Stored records
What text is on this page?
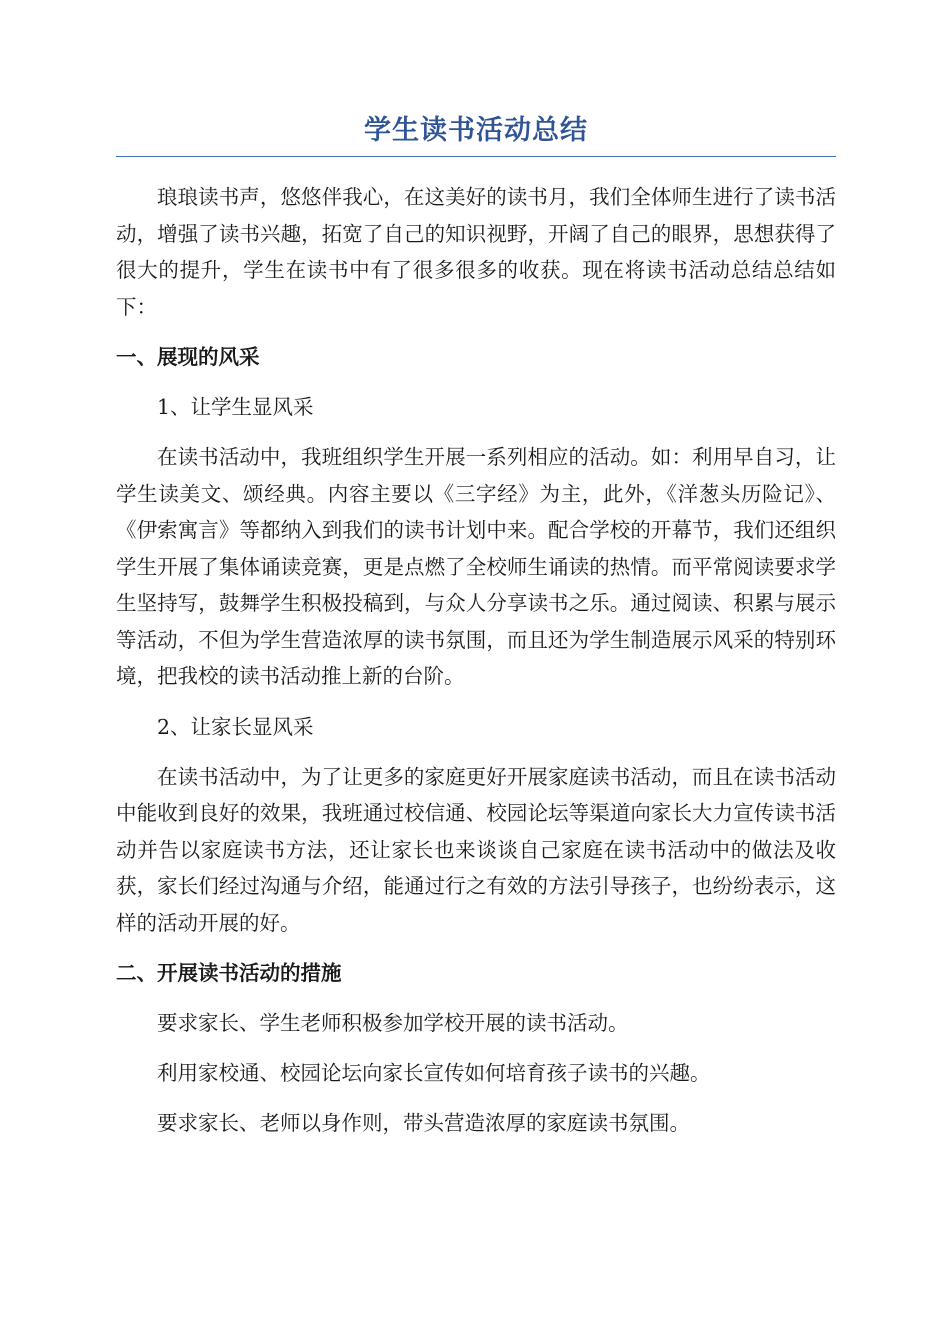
学生读书活动总结

琅琅读书声，悠悠伴我心，在这美好的读书月，我们全体师生进行了读书活动，增强了读书兴趣，拓宽了自己的知识视野，开阔了自己的眼界，思想获得了很大的提升，学生在读书中有了很多很多的收获。现在将读书活动总结总结如下：

一、展现的风采
1、让学生显风采

在读书活动中，我班组织学生开展一系列相应的活动。如：利用早自习，让学生读美文、颂经典。内容主要以《三字经》为主，此外，《洋葱头历险记》、《伊索寓言》等都纳入到我们的读书计划中来。配合学校的开幕节，我们还组织学生开展了集体诵读竞赛，更是点燃了全校师生诵读的热情。而平常阅读要求学生坚持写，鼓舞学生积极投稿到，与众人分享读书之乐。通过阅读、积累与展示等活动，不但为学生营造浓厚的读书氛围，而且还为学生制造展示风采的特别环境，把我校的读书活动推上新的台阶。

2、让家长显风采

在读书活动中，为了让更多的家庭更好开展家庭读书活动，而且在读书活动中能收到良好的效果，我班通过校信通、校园论坛等渠道向家长大力宣传读书活动并告以家庭读书方法，还让家长也来谈谈自己家庭在读书活动中的做法及收获，家长们经过沟通与介绍，能通过行之有效的方法引导孩子，也纷纷表示，这样的活动开展的好。

二、开展读书活动的措施

要求家长、学生老师积极参加学校开展的读书活动。

利用家校通、校园论坛向家长宣传如何培育孩子读书的兴趣。

要求家长、老师以身作则，带头营造浓厚的家庭读书氛围。
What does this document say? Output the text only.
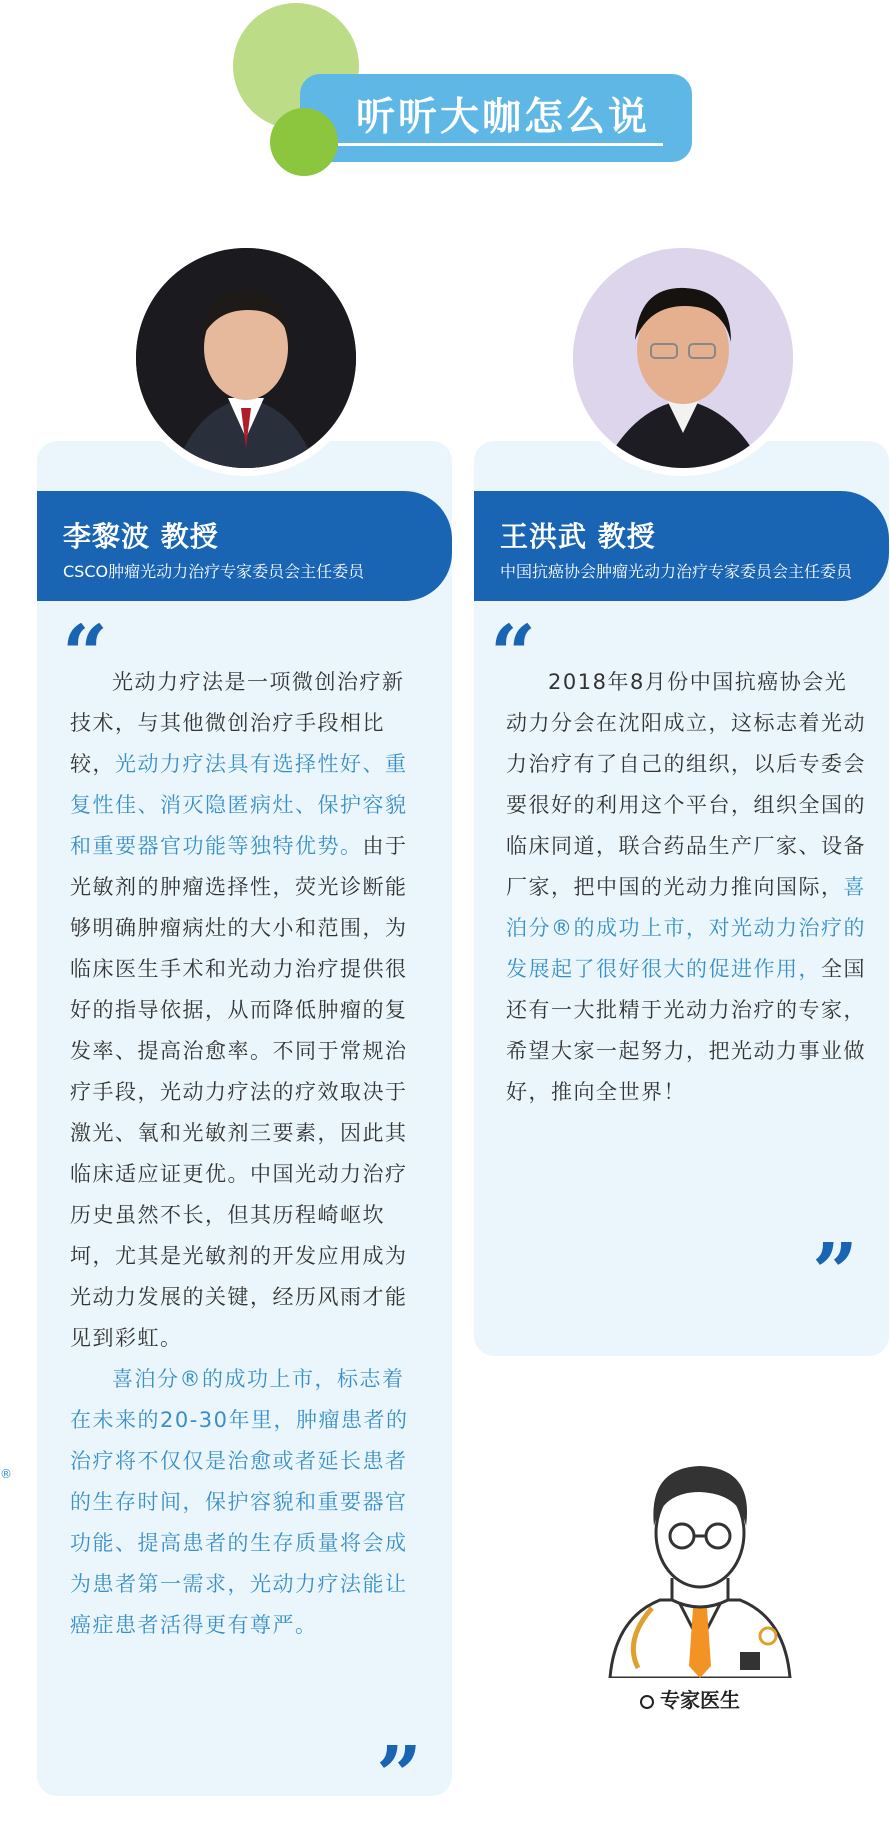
听听大咖怎么说
李黎波 教授
CSCO肿瘤光动力治疗专家委员会主任委员
王洪武 教授
中国抗癌协会肿瘤光动力治疗专家委员会主任委员
“
”
“
”

光动力疗法是一项微创治疗新技术，与其他微创治疗手段相比较，光动力疗法具有选择性好、重复性佳、消灭隐匿病灶、保护容貌和重要器官功能等独特优势。由于光敏剂的肿瘤选择性，荧光诊断能够明确肿瘤病灶的大小和范围，为临床医生手术和光动力治疗提供很好的指导依据，从而降低肿瘤的复发率、提高治愈率。不同于常规治疗手段，光动力疗法的疗效取决于激光、氧和光敏剂三要素，因此其临床适应证更优。中国光动力治疗历史虽然不长，但其历程崎岖坎坷，尤其是光敏剂的开发应用成为光动力发展的关键，经历风雨才能见到彩虹。

喜泊分®的成功上市，标志着在未来的20-30年里，肿瘤患者的治疗将不仅仅是治愈或者延长患者的生存时间，保护容貌和重要器官功能、提高患者的生存质量将会成为患者第一需求，光动力疗法能让癌症患者活得更有尊严。

2018年8月份中国抗癌协会光动力分会在沈阳成立，这标志着光动力治疗有了自己的组织，以后专委会要很好的利用这个平台，组织全国的临床同道，联合药品生产厂家、设备厂家，把中国的光动力推向国际，喜泊分®的成功上市，对光动力治疗的发展起了很好很大的促进作用，全国还有一大批精于光动力治疗的专家，希望大家一起努力，把光动力事业做好，推向全世界！

®
专家医生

→ Aim
Show every line from the entries above in which the word "在读书活动中" appears.

→ Answer
在读书活动中，我班组织学生开展一系列相应的活动。如：利用早自习，让学生读美文、颂经典。内容主要以《三字经》为主，此外，《洋葱头历险记》、《伊索寓言》等都纳入到我们的读书计划中来。配合学校的开幕节，我们还组织学生开展了集体诵读竞赛，更是点燃了全校师生诵读的热情。而平常阅读要求学生坚持写，鼓舞学生积极投稿到，与众人分享读书之乐。通过阅读、积累与展示等活动，不但为学生营造浓厚的读书氛围，而且还为学生制造展示风采的特别环境，把我校的读书活动推上新的台阶。
在读书活动中，为了让更多的家庭更好开展家庭读书活动，而且在读书活动中能收到良好的效果，我班通过校信通、校园论坛等渠道向家长大力宣传读书活动并告以家庭读书方法，还让家长也来谈谈自己家庭在读书活动中的做法及收获，家长们经过沟通与介绍，能通过行之有效的方法引导孩子，也纷纷表示，这样的活动开展的好。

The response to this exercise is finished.